> [Отрывок текста]:
┌──
Александр Солженицын
ИЗ «ЛИТЕРАТУРНОЙ КОЛЛЕКЦИИ»
(Об Анне Ахматовой). Фрагменты.
В Архиве А.И. Солженицына хранится толстая тетрадь, озаглавленная «Литературные встречи и записи». Начата тетрадь в июле 1962 года, в ней с большой подробностью записывал А.С. встречи и разговоры ...
Есть в тетради и записи встреч с А.А. Ахматовой, Б.А. Можаевым, В.Т. Шаламовым, труппой театра «Современник» и др.
Через шесть лет Солженицын все-таки «добрался» описать свои встречи с Ахматовой. Написал очерк 6 июня 1986 года и никогда более к нему не возвращался.
,,...В октябре 1962, когда «Иван Денисович» ещё не был напечатан, но низливались с верхов надежды, что — разрешён и в следующем номере будет, а «вся Москва» конечно давно прочла, Копелевы спросили: «А хочешь увидеть Анну Андреевну Ахматову?»....
...Я ехал, волнуясь: первый раз в жизни мне предстояло коснуться вживе
настоящей русской литературы, да просто никто до этого срока не дожил,
одна она. Литература, казавшаяся мне давно убитой и прерванной, — оказывается, ещё дотянулась, чтобы пожать мне руку в напутствие.
└──
> [Суть задания]: Какие даты упоминаются в отрывке об Анне Ахматовой? Назовите все.

> [Представленные сведения]:
┌──
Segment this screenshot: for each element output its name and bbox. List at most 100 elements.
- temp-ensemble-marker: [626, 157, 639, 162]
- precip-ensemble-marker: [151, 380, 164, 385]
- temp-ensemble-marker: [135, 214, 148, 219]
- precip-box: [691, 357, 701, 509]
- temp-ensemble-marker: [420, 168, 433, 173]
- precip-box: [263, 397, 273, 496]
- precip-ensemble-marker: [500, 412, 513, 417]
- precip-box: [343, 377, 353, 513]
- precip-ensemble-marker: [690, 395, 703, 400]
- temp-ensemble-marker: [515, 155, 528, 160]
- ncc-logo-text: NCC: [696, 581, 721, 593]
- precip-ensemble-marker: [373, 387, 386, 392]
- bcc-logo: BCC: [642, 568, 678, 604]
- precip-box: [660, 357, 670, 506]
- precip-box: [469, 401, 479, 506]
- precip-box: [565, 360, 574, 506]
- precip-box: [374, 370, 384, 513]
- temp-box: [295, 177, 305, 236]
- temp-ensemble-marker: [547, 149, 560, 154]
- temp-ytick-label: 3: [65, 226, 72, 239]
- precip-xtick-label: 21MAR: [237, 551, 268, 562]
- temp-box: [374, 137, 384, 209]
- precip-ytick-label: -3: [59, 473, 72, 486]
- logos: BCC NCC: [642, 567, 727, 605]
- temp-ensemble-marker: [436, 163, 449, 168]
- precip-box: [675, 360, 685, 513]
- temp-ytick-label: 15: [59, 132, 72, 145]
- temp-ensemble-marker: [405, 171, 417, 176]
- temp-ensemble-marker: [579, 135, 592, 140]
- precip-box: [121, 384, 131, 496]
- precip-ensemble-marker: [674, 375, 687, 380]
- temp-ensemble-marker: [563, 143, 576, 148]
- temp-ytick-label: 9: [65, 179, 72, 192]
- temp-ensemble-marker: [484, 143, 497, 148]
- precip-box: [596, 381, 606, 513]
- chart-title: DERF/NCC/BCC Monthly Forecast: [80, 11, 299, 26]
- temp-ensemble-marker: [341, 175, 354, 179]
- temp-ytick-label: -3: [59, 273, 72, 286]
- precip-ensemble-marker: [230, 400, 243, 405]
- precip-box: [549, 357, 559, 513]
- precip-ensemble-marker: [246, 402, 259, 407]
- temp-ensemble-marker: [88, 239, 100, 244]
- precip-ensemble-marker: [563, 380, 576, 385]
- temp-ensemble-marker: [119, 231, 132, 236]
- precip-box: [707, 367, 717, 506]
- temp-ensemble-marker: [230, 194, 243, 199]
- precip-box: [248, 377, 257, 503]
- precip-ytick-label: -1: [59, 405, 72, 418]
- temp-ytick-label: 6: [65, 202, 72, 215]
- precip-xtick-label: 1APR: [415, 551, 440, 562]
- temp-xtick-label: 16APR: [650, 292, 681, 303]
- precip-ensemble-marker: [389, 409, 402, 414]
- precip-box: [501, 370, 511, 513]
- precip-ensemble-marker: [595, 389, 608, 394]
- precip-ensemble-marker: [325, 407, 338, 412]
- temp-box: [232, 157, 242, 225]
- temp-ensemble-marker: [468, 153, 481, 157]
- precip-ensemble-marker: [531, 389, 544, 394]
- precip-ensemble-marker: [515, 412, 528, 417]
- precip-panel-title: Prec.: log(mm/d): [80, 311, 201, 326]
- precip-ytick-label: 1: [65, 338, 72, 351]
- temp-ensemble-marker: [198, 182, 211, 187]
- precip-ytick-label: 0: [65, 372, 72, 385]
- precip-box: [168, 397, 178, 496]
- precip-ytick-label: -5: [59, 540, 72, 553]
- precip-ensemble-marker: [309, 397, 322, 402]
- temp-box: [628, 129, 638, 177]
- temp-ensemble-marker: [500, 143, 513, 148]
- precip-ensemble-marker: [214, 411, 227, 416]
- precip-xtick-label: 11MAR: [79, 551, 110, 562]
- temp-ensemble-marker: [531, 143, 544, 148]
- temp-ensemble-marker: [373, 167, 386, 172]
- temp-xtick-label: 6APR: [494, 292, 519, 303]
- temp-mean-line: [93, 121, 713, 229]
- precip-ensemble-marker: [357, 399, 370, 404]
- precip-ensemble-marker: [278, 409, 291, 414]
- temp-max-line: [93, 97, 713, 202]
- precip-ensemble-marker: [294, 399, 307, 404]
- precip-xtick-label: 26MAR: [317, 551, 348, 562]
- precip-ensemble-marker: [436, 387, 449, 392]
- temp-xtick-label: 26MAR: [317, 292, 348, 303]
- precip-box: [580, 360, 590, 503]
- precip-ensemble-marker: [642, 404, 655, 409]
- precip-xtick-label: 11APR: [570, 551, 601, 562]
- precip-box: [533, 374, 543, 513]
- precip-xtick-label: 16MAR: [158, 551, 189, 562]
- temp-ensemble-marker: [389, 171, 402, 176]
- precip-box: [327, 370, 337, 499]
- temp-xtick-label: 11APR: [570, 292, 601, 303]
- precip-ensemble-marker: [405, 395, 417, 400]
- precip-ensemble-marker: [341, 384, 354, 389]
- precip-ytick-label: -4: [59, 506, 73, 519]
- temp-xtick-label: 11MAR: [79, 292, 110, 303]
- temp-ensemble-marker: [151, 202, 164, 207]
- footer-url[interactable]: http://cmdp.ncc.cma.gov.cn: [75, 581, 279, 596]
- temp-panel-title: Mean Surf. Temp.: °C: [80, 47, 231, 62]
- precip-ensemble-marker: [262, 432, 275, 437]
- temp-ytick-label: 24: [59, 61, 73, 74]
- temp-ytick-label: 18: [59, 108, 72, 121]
└──
> [Итог упражнения]: Июль 1962 года, 6 июня 1986 года, октябрь 1962.